** Start **
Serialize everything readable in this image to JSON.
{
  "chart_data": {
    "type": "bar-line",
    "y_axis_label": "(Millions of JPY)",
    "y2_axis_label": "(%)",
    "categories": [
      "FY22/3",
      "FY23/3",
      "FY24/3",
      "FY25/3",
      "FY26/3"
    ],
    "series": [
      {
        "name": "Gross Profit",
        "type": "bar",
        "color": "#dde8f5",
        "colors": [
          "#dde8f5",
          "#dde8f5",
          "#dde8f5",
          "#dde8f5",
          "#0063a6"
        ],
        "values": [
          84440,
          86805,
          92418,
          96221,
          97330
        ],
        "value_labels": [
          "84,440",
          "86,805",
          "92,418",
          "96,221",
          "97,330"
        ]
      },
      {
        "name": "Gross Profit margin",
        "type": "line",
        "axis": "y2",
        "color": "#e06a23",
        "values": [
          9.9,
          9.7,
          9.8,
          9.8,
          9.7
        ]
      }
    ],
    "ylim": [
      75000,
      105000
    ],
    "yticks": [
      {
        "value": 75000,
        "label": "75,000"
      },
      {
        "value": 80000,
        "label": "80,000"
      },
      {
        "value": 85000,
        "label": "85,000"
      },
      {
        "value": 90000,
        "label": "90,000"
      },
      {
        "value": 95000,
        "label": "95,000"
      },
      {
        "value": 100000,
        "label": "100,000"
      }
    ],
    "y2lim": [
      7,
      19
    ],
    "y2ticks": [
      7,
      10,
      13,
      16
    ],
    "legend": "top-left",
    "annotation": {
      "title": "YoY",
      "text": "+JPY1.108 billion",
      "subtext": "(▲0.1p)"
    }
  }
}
** End **
** Start **
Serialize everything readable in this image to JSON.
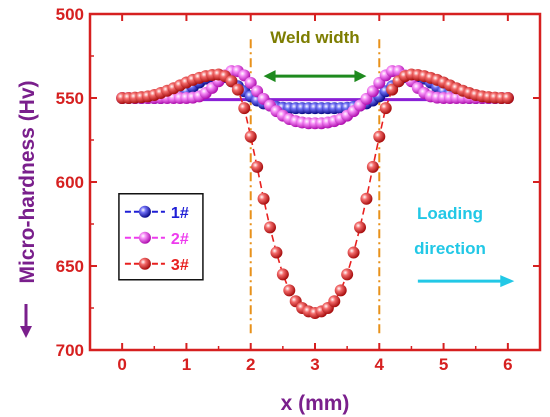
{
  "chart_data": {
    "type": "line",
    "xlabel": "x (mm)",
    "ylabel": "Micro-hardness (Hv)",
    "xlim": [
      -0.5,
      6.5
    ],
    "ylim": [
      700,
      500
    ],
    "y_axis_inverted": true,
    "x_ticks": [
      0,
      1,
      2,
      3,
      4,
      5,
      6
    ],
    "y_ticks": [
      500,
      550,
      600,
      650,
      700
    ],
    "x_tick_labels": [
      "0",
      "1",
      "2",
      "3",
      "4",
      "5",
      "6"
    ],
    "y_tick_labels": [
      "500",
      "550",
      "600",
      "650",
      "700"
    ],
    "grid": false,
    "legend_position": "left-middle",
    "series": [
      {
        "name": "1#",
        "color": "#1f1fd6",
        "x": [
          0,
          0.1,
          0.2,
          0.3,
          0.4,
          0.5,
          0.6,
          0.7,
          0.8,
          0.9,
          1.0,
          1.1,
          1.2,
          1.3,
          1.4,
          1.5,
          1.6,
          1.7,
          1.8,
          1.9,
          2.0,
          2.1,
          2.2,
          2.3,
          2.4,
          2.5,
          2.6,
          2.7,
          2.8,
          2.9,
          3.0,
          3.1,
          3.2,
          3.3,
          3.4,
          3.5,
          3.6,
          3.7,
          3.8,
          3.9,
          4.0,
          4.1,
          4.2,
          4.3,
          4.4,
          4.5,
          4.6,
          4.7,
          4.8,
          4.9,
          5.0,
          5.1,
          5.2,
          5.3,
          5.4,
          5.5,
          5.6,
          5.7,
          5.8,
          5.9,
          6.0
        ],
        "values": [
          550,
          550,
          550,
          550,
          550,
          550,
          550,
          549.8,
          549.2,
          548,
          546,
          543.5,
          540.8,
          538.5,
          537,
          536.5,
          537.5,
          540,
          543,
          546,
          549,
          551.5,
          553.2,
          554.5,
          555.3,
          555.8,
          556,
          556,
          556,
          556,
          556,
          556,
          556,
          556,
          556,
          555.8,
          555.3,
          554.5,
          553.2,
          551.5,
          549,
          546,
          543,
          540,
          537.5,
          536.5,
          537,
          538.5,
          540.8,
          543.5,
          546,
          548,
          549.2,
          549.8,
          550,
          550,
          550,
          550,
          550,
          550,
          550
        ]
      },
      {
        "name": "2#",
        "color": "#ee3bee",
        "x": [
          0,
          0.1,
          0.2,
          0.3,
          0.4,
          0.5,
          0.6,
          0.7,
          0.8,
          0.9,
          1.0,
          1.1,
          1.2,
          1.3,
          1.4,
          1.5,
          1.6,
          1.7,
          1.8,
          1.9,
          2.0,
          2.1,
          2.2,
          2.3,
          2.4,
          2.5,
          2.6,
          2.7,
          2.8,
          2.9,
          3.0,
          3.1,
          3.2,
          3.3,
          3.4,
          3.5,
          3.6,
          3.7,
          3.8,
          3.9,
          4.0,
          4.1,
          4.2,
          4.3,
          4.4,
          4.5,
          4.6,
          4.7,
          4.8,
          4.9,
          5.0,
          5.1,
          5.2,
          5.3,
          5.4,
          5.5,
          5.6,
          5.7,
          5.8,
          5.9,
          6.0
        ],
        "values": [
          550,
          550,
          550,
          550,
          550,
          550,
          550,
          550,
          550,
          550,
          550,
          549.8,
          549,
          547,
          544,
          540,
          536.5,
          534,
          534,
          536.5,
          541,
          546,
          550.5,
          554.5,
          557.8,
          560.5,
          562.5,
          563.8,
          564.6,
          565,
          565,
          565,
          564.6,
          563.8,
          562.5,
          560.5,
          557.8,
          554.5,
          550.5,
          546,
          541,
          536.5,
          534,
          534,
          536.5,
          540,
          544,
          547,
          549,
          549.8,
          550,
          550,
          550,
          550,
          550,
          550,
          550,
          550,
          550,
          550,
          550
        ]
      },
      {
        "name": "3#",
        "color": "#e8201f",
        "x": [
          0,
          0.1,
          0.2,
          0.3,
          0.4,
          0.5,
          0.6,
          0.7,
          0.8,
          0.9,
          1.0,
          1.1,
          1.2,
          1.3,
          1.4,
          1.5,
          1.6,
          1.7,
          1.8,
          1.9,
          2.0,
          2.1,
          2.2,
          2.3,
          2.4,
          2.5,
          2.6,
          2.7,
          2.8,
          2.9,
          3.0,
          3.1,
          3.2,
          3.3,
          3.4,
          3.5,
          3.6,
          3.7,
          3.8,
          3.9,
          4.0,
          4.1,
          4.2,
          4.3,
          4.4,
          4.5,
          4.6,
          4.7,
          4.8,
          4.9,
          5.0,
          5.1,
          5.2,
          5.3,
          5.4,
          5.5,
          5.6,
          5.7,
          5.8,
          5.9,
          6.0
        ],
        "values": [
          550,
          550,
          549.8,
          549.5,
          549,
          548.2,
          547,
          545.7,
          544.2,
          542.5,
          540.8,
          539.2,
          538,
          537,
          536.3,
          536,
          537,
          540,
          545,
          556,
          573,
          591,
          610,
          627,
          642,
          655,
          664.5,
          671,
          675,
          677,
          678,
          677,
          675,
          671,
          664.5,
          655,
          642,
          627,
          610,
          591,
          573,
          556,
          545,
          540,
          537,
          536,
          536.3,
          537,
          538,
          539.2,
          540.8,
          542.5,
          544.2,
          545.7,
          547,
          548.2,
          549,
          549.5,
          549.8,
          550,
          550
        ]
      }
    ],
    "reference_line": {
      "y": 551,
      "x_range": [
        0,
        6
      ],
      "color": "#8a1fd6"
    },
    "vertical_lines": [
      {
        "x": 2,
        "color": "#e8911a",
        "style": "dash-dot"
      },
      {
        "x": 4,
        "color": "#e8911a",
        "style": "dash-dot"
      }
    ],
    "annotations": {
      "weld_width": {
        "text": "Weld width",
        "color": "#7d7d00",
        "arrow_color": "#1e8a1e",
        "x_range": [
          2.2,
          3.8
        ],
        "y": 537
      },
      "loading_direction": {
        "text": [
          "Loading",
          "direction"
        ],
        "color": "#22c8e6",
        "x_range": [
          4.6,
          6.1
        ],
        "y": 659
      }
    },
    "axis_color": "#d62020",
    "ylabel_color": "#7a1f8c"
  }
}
** End **
Copy each line holding the word "Profit" from the listing above.

**Solution**.
        "name": "Gross Profit",
        "name": "Gross Profit margin",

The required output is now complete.